— start Text excerpt —

UK Parliament / Open data

Safety of Rwanda (Asylum and Immigration) Bill

My Lords, I will also speak in favour of Amendment 17, tabled by my noble friend Lady Lawlor, to which I have added my name. As I said at Second Reading, I support the Bill. I am afraid that the Rwanda policy is a bit of a Heath Robinson arrangement. It shies away from some of the tough decisions needed to solve the problems. But I support the Bill because it is the plan we have, and we must hope it makes a difference.

It can certainly be improved. Most of the amendments discussed today would make it worse rather than better, and less effective rather than more effective. Amendment 17 is one of the few exceptions to that. It aims to provide a more clearly drawn Bill—one that can withstand challenges and fulfil its purpose more effectively, by making clear that no other legal provisions of any kind, whether in domestic or international law, can be used to frustrate the policy.

I do not want to repeat issues that have already been raised in Committee and discussed again at length today, but I will briefly explain why I support this amendment and then make one comment based on my involvement in recent years in the intersection between international and domestic law.

— end Text excerpt —
— start Dataset records —

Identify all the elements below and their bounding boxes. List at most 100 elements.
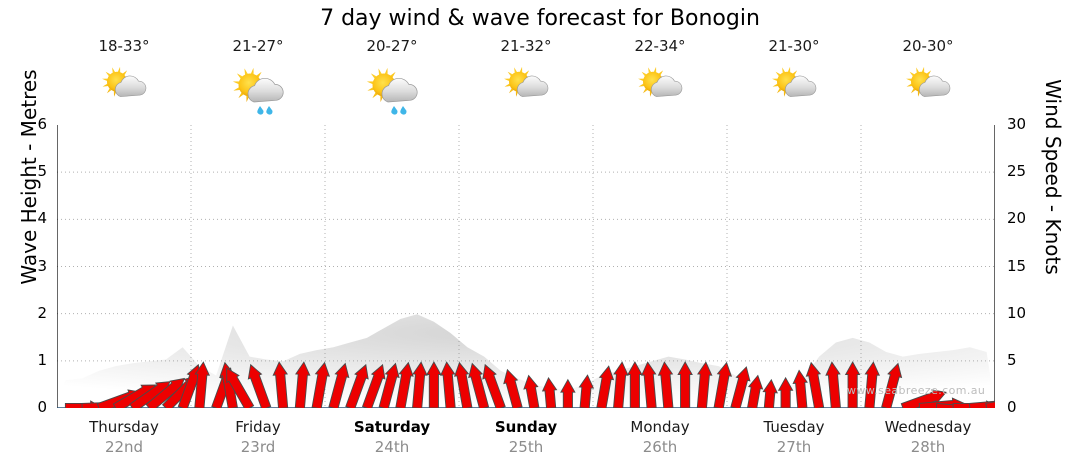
day-label-wednesday: Wednesday 28th [861,417,995,467]
wind-arrow [657,361,674,408]
day-header-saturday: 20-27° [325,38,459,123]
left-tick-label: 2 [37,303,47,322]
day-header-sunday: 21-32° [459,38,593,123]
right-tick-label: 10 [1007,303,1027,322]
sun-behind-cloud-icon [906,66,951,97]
day-temperature-range: 20-27° [366,37,418,55]
wind-arrow [696,361,713,408]
day-temperature-range: 21-27° [232,37,284,55]
wind-arrow [578,374,595,408]
day-footer-row: Thursday 22nd Friday 23rd Saturday 24th Sunday… [57,417,995,467]
wind-arrow [541,377,558,408]
rain-drop-icon [400,106,407,115]
day-date: 28th [910,438,946,456]
wind-arrow [747,374,764,408]
right-tick-label: 20 [1007,209,1027,228]
left-tick-label: 4 [37,209,47,228]
day-header-friday: 21-27° [191,38,325,123]
wind-arrow [523,374,540,408]
weather-icon-wrapper [361,60,423,126]
rain-drop-icon [257,106,264,115]
rain-drop-icon [391,106,398,115]
rain-drop-icon [266,106,273,115]
day-header-tuesday: 21-30° [727,38,861,123]
wind-arrow [825,361,841,408]
wind-arrow [247,363,272,408]
weather-icon-wrapper [897,60,959,118]
day-label-sunday: Sunday 25th [459,417,593,467]
day-header-wednesday: 20-30° [861,38,995,123]
day-label-tuesday: Tuesday 27th [727,417,861,467]
wind-arrow [596,365,615,408]
wind-arrow [226,367,255,408]
wind-arrow [482,363,506,408]
day-temperature-range: 21-32° [500,37,552,55]
wind-arrow [378,362,400,408]
wind-arrow [613,361,629,408]
day-date: 26th [642,438,678,456]
right-tick-label: 15 [1007,256,1027,275]
day-temperature-range: 20-30° [902,37,954,55]
wind-arrow [345,363,369,408]
day-name: Friday [235,418,281,436]
right-tick-label: 0 [1007,398,1017,416]
sun-behind-rain-cloud-icon [232,67,284,115]
wind-arrow [805,361,825,408]
day-header-row: 18-33° 21-27° 20-27° 21-32° 22-34° 21-30° 20-3… [57,38,995,123]
day-date: 24th [374,438,410,456]
day-temperature-range: 18-33° [98,37,150,55]
wind-arrow-group [64,361,995,408]
wind-arrow [395,361,414,408]
wind-arrow [792,369,808,408]
day-date: 22nd [104,438,144,456]
wind-arrow [328,362,350,408]
day-temperature-range: 21-30° [768,37,820,55]
band-shadow [57,314,995,408]
day-name: Wednesday [884,418,972,436]
wind-arrow [560,378,576,408]
sun-behind-cloud-icon [102,66,147,97]
page-title: 7 day wind & wave forecast for Bonogin [320,6,760,31]
wind-arrow [272,361,289,408]
wind-arrow [627,361,643,408]
wind-arrow [440,361,456,408]
chart-canvas [57,125,995,408]
right-tick-label: 5 [1007,350,1017,369]
wind-arrow [844,361,861,408]
day-name: Tuesday [763,418,825,436]
wind-arrow [641,361,657,408]
day-temperature-range: 22-34° [634,37,686,55]
day-label-monday: Monday 26th [593,417,727,467]
wind-arrow [677,361,693,408]
day-label-saturday: Saturday 24th [325,417,459,467]
day-label-thursday: Thursday 22nd [57,417,191,467]
day-date: 23rd [240,438,276,456]
left-tick-label: 1 [37,350,47,369]
wind-arrow [762,378,778,408]
wind-arrow [881,362,903,408]
sun-behind-rain-cloud-icon [366,67,418,115]
right-tick-label: 30 [1007,115,1027,133]
weather-icon-wrapper [495,60,557,118]
weather-icon-wrapper [763,60,825,118]
sun-behind-cloud-icon [504,66,549,97]
wind-arrow [777,376,794,408]
weather-icon-wrapper [93,60,155,118]
wind-arrow [194,361,210,408]
sun-behind-cloud-icon [772,66,817,97]
day-name: Saturday [353,418,431,436]
day-date: 27th [776,438,812,456]
left-tick-label: 0 [37,398,47,416]
weather-icon-wrapper [227,60,289,126]
left-tick-label: 6 [37,115,47,133]
right-axis-title: Wind Speed - Knots [1041,79,1065,275]
day-name: Thursday [89,418,159,436]
wind-arrow [864,361,880,408]
sun-behind-cloud-icon [638,66,683,97]
left-tick-label: 5 [37,162,47,181]
day-name: Monday [630,418,690,436]
day-name: Sunday [494,418,558,436]
plot-area: 6 5 4 3 2 1 0 30 25 20 15 10 5 0 [37,117,1026,415]
wind-arrow [713,361,733,408]
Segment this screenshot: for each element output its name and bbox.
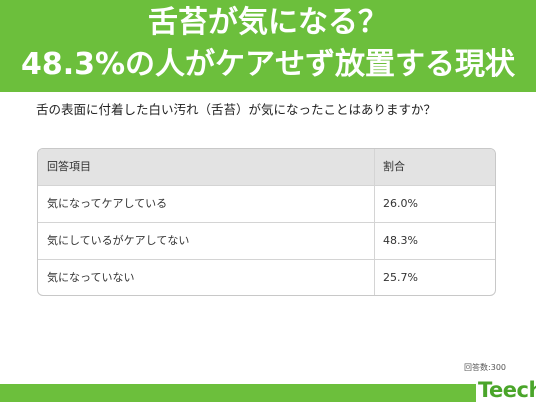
answer-percentage: 48.3% [383,234,418,247]
header-percentage: 割合 [383,160,405,173]
table-header-row: 回答項目 割合 [38,149,495,186]
table-row: 気にしているがケアしてない 48.3% [38,223,495,260]
answer-label: 気にしているがケアしてない [47,234,190,247]
logo-background [476,378,536,402]
table-row: 気になってケアしている 26.0% [38,186,495,223]
table-row: 気になっていない 25.7% [38,260,495,295]
footer-bar [0,384,536,402]
answer-label: 気になってケアしている [47,197,168,210]
brand-logo: Teech [478,378,536,402]
title-line-1: 舌苔が気になる？ [148,5,388,40]
respondent-count: 回答数:300 [464,363,506,372]
answer-label: 気になっていない [47,271,135,284]
results-table: 回答項目 割合 気になってケアしている 26.0% 気にしているがケアしてない … [37,148,496,296]
title-line-2: 48.3%の人がケアせず放置する現状 [20,47,516,82]
survey-question: 舌の表面に付着した白い汚れ（舌苔）が気になったことはありますか？ [36,102,437,117]
title-banner: 舌苔が気になる？ 48.3%の人がケアせず放置する現状 [0,0,536,92]
header-answer-item: 回答項目 [47,160,91,173]
column-divider [374,149,375,295]
answer-percentage: 25.7% [383,271,418,284]
answer-percentage: 26.0% [383,197,418,210]
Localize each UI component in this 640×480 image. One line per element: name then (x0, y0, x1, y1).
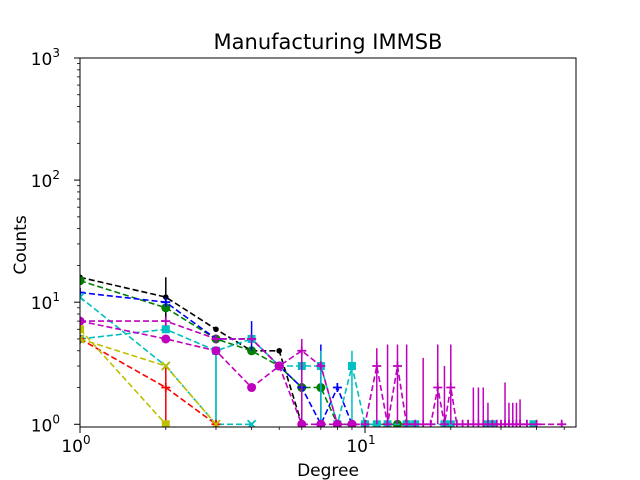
series-8 (80, 325, 170, 427)
y-tick-label: 101 (31, 290, 60, 314)
y-axis-label: Counts (11, 215, 31, 274)
data-point (392, 361, 402, 371)
data-point (332, 383, 342, 393)
series-7 (80, 334, 221, 427)
data-point (557, 419, 567, 427)
data-point (161, 361, 171, 371)
data-point (522, 419, 532, 427)
data-point (347, 362, 356, 371)
y-tick-exponent: 2 (52, 168, 60, 182)
data-point (446, 383, 456, 393)
x-tick-exponent: 0 (83, 433, 91, 447)
y-tick-label: 103 (31, 46, 60, 70)
plot-area (80, 274, 567, 427)
data-point (347, 419, 357, 427)
y-tick-label: 102 (31, 168, 60, 192)
chart-title: Manufacturing IMMSB (214, 30, 443, 54)
data-point (161, 334, 171, 344)
y-tick-exponent: 0 (52, 412, 60, 426)
series-group (80, 274, 567, 427)
series-line (80, 328, 167, 425)
data-point (247, 383, 257, 393)
series-line (80, 279, 407, 426)
series-0 (80, 274, 305, 427)
y-tick-label: 100 (31, 412, 60, 436)
x-axis: 100 101 (61, 427, 565, 457)
data-point (332, 419, 342, 427)
data-point (211, 334, 221, 344)
series-6 (80, 316, 567, 427)
data-point (316, 361, 326, 371)
x-axis-label: Degree (297, 461, 359, 480)
data-point (80, 316, 85, 326)
data-point (426, 419, 436, 427)
data-point (80, 288, 85, 298)
data-point (161, 297, 171, 307)
data-point (80, 334, 85, 344)
data-point (162, 294, 169, 300)
data-point (247, 334, 257, 344)
data-point (316, 419, 326, 427)
y-tick-exponent: 1 (52, 290, 60, 304)
data-point (80, 325, 84, 334)
data-point (161, 316, 171, 326)
data-point (418, 419, 428, 427)
data-point (161, 420, 170, 427)
data-point (80, 292, 85, 302)
x-tick-exponent: 1 (368, 433, 376, 447)
x-tick-label: 100 (61, 433, 90, 457)
plot-frame (79, 57, 577, 428)
series-line (80, 276, 303, 425)
data-point (532, 419, 542, 427)
series-line (80, 338, 217, 425)
series-4 (80, 325, 538, 427)
data-point (439, 419, 449, 427)
y-tick-exponent: 3 (52, 46, 60, 60)
data-point (383, 419, 393, 427)
data-point (274, 361, 284, 371)
data-point (211, 346, 221, 356)
data-point (360, 419, 370, 427)
data-point (161, 325, 170, 334)
series-1 (80, 276, 412, 427)
data-point (297, 346, 307, 356)
data-point (161, 383, 171, 393)
data-point (80, 276, 85, 286)
data-point (80, 334, 85, 344)
data-point (276, 347, 283, 354)
data-point (433, 383, 443, 393)
data-point (402, 419, 412, 427)
x-tick-label: 101 (346, 433, 375, 457)
data-point (410, 419, 420, 427)
series-line (80, 338, 217, 425)
data-point (213, 326, 219, 333)
data-point (372, 361, 382, 371)
data-point (161, 303, 171, 313)
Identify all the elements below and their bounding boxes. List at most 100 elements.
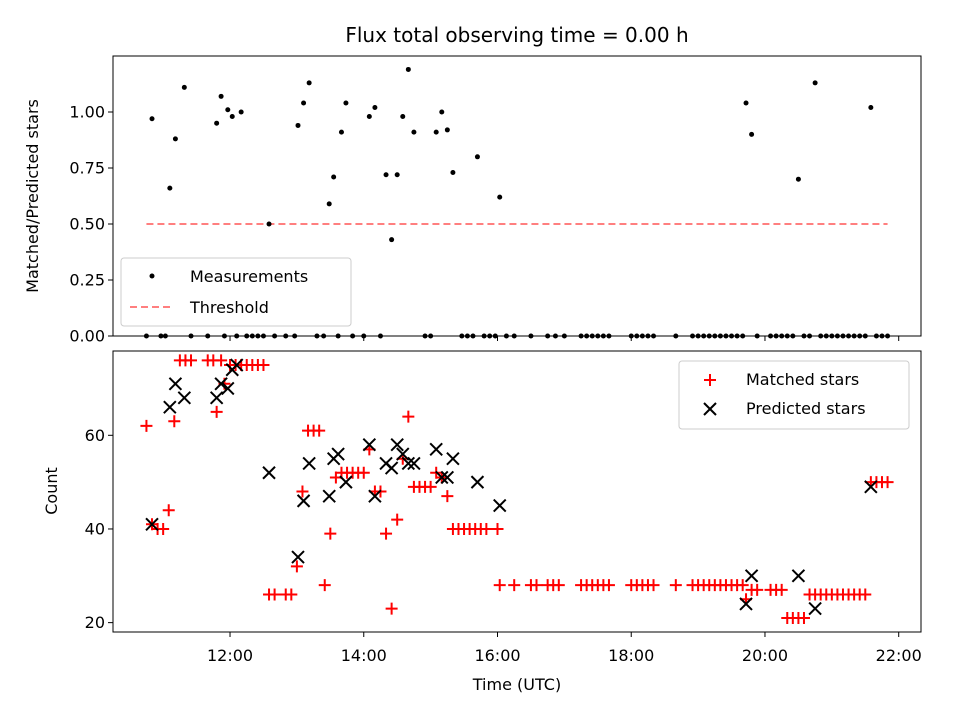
legend-predicted-label: Predicted stars: [746, 399, 866, 418]
measurement-point: [474, 154, 480, 160]
top-y-tick-label: 0.50: [69, 215, 105, 234]
predicted-star-point: [362, 437, 377, 452]
measurement-point: [389, 237, 395, 243]
matched-star-point: [881, 476, 894, 489]
measurement-point: [795, 176, 801, 182]
predicted-star-point: [168, 377, 183, 391]
bottom-y-ticks: 20 40 60: [85, 426, 113, 632]
predicted-star-point: [177, 391, 192, 405]
matched-star-point: [215, 354, 228, 367]
measurement-point: [868, 105, 874, 111]
measurement-point: [238, 109, 244, 115]
matched-star-point: [324, 527, 337, 540]
measurement-point: [301, 100, 307, 106]
predicted-star-point: [163, 400, 177, 414]
bottom-x-axis-label: Time (UTC): [472, 675, 561, 694]
measurement-point: [497, 194, 503, 200]
predicted-star-point: [390, 437, 404, 452]
predicted-star-point: [446, 452, 460, 466]
measurement-point: [450, 169, 456, 175]
measurement-point: [338, 129, 344, 135]
legend-threshold-label: Threshold: [189, 298, 269, 317]
matched-star-point: [157, 522, 170, 535]
matched-star-point: [285, 588, 298, 601]
top-plot-area: [143, 66, 891, 339]
matched-star-point: [424, 480, 437, 493]
predicted-star-point: [470, 475, 485, 489]
matched-star-point: [385, 602, 398, 615]
matched-star-point: [185, 354, 198, 367]
matched-star-point: [859, 588, 872, 601]
bottom-x-ticks: 12:00 14:00 16:00 18:00 20:00 22:00: [207, 632, 922, 665]
matched-star-point: [318, 579, 331, 592]
predicted-star-point: [396, 447, 410, 461]
predicted-star-point: [429, 442, 443, 457]
matched-star-point: [313, 424, 326, 437]
measurement-point: [383, 172, 389, 178]
top-axes-frame: [112, 55, 922, 337]
matched-star-point: [290, 560, 303, 573]
matched-star-point: [210, 405, 223, 418]
measurement-point: [181, 84, 187, 90]
measurement-point: [439, 109, 445, 115]
matched-star-point: [751, 583, 764, 596]
measurement-point: [400, 113, 406, 119]
top-y-axis-label: Matched/Predicted stars: [23, 99, 42, 293]
legend-matched-label: Matched stars: [746, 370, 859, 389]
matched-star-point: [493, 579, 506, 592]
bottom-legend-box: [678, 360, 910, 430]
matched-star-point: [391, 513, 404, 526]
matched-star-point: [669, 579, 682, 592]
matched-star-point: [162, 504, 175, 517]
predicted-star-point: [322, 489, 336, 503]
predicted-star-point: [864, 480, 878, 494]
measurement-point: [225, 107, 231, 113]
bottom-x-tick-label: 22:00: [876, 646, 922, 665]
legend-predicted-marker: [703, 402, 717, 416]
measurement-point: [149, 116, 155, 122]
matched-star-point: [380, 527, 393, 540]
predicted-star-point: [401, 456, 416, 471]
measurement-point: [218, 93, 224, 99]
predicted-star-point: [407, 456, 421, 471]
matched-star-point: [797, 611, 810, 624]
measurement-point: [405, 66, 411, 72]
predicted-star-point: [791, 569, 806, 583]
top-y-tick-label: 0.00: [69, 327, 105, 346]
measurement-point: [343, 100, 349, 106]
flux-ratio-panel: Flux total observing time = 0.00 h Match…: [23, 23, 922, 346]
measurement-point: [326, 201, 332, 207]
bottom-y-tick-label: 20: [85, 613, 105, 632]
predicted-star-point: [145, 517, 159, 531]
legend-matched-marker: [704, 374, 716, 386]
bottom-x-tick-label: 12:00: [207, 646, 253, 665]
measurement-point: [167, 185, 173, 191]
bottom-axes-frame: [112, 350, 922, 633]
predicted-star-point: [209, 391, 224, 405]
predicted-star-point: [808, 601, 822, 616]
top-y-tick-label: 1.00: [69, 103, 105, 122]
matched-star-point: [268, 588, 281, 601]
top-legend-box: [120, 257, 352, 327]
predicted-star-point: [302, 456, 316, 471]
matched-star-point: [647, 579, 660, 592]
predicted-star-point: [262, 466, 276, 480]
matched-star-point: [296, 485, 309, 498]
measurement-point: [394, 172, 400, 178]
predicted-star-point: [435, 470, 449, 485]
predicted-star-point: [493, 498, 507, 513]
measurement-point: [229, 113, 235, 119]
bottom-x-tick-label: 16:00: [474, 646, 520, 665]
predicted-star-point: [291, 550, 305, 564]
predicted-star-point: [331, 447, 345, 461]
predicted-star-point: [221, 381, 235, 396]
predicted-star-point: [296, 494, 311, 508]
bottom-legend: Matched stars Predicted stars: [678, 360, 910, 430]
matched-star-point: [602, 579, 615, 592]
bottom-y-tick-label: 40: [85, 519, 105, 538]
predicted-star-point: [739, 597, 753, 611]
matched-star-point: [257, 359, 270, 372]
bottom-y-axis-label: Count: [42, 467, 61, 515]
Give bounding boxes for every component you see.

— end Dataset records —

> [Written instruction A]: List every distinct word ending in "-ly" that appears in the speech on the Rwanda Bill.
> [Written instruction B]: Rewrite the part of the speech on the Rwanda Bill that opens with the words containing "UK Parliament /" and closes with "makes a difference.", replacing "Heath Robinson" with "makeshift".

> [Task result A]: certainly, clearly, effectively, briefly

> [Task result B]:
UK Parliament / Open data

Safety of Rwanda (Asylum and Immigration) Bill

My Lords, I will also speak in favour of Amendment 17, tabled by my noble friend Lady Lawlor, to which I have added my name. As I said at Second Reading, I support the Bill. I am afraid that the Rwanda policy is a bit of a makeshift arrangement. It shies away from some of the tough decisions needed to solve the problems. But I support the Bill because it is the plan we have, and we must hope it makes a difference.